* _Task brief_: For each line in the data below that holds "являются", return a copy.

* _Stored data_:
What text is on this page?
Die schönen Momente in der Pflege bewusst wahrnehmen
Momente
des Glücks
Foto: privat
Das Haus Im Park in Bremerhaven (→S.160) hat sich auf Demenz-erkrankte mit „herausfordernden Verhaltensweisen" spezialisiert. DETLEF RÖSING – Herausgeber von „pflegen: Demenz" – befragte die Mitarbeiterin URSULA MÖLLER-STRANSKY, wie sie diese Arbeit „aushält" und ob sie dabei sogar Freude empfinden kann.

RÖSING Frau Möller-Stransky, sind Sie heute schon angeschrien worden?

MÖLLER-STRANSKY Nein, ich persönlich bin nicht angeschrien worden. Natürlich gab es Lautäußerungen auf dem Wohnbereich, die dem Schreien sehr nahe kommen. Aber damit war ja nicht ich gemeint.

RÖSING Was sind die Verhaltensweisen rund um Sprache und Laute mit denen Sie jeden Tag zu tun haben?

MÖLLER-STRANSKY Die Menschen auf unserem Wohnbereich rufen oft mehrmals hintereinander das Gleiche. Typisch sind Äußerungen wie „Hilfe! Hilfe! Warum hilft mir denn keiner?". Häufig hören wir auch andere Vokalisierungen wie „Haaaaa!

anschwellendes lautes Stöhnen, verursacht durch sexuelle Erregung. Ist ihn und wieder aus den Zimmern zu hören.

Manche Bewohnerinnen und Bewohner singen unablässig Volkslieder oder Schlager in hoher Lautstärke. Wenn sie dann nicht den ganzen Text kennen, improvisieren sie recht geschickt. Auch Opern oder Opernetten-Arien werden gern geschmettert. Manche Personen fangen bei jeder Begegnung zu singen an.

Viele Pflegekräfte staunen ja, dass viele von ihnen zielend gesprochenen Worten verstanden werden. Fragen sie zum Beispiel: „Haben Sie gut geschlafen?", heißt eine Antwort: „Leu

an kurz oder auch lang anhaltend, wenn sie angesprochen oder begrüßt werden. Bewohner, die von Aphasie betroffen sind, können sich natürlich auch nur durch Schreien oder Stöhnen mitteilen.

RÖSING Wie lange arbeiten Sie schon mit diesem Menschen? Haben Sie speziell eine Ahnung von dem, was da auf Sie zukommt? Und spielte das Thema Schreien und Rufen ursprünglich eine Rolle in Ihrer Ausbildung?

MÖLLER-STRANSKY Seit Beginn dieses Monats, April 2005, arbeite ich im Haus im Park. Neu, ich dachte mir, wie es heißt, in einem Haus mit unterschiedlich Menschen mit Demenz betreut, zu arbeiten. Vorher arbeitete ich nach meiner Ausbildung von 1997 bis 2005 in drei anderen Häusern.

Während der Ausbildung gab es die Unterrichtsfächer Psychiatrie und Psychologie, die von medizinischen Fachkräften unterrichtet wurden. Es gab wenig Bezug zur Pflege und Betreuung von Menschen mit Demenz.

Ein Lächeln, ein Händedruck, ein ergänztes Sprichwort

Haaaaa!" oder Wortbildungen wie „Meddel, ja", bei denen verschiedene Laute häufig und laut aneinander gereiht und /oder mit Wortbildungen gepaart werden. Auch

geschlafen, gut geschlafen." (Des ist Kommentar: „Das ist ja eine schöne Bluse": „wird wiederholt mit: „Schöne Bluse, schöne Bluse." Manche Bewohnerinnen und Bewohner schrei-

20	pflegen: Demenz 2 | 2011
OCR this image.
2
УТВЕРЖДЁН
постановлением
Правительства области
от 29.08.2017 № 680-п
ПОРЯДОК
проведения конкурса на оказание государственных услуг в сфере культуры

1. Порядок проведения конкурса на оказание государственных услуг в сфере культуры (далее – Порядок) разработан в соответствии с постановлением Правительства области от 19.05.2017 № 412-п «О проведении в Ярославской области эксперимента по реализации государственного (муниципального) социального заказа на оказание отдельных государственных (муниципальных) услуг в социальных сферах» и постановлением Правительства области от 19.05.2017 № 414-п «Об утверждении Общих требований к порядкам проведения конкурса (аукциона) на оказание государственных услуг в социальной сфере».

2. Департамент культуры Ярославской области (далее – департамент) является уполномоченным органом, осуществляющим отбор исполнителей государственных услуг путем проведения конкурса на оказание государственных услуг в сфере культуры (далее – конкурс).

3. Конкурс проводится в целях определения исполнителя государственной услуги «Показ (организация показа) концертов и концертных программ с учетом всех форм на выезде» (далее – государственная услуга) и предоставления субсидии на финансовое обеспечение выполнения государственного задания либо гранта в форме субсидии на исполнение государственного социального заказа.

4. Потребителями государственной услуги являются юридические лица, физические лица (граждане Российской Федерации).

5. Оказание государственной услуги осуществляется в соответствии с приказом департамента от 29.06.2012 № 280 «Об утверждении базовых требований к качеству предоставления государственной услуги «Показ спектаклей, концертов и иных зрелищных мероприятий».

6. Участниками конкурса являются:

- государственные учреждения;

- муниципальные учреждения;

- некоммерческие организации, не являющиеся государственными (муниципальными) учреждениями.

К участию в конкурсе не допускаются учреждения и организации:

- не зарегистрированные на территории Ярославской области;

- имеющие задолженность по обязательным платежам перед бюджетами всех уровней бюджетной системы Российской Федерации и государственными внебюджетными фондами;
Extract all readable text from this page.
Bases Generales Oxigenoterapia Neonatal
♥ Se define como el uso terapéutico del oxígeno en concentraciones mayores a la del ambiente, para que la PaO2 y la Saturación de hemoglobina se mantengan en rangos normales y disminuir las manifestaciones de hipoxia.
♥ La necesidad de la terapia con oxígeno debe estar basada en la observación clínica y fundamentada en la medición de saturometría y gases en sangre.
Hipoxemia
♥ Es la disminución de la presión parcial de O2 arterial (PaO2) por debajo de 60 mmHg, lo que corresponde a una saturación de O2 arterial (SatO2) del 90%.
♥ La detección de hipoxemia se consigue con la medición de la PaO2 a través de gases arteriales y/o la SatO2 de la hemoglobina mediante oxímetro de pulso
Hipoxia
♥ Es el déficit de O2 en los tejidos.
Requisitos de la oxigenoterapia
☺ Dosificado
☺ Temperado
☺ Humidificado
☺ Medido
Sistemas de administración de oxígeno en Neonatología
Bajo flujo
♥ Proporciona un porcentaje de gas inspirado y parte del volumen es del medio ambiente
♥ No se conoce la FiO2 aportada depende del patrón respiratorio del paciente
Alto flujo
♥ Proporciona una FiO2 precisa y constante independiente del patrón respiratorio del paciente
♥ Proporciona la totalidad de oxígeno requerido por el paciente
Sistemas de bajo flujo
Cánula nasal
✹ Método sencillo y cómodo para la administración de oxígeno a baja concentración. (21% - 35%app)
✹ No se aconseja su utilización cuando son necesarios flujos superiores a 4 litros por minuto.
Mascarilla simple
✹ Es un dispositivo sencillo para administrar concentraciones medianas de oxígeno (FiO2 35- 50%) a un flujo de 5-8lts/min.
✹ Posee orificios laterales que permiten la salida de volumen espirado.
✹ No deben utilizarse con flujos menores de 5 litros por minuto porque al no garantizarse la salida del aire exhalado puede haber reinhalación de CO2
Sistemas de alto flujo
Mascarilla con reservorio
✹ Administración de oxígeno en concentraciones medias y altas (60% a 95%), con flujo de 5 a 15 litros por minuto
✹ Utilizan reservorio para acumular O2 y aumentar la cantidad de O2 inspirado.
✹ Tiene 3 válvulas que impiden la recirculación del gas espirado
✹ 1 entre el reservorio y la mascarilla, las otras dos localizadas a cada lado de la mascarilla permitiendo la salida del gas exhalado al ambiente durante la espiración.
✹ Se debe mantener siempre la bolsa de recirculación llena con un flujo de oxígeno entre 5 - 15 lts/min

* _Exercise output_:
4. Потребителями государственной услуги являются юридические лица, физические лица (граждане Российской Федерации).
6. Участниками конкурса являются:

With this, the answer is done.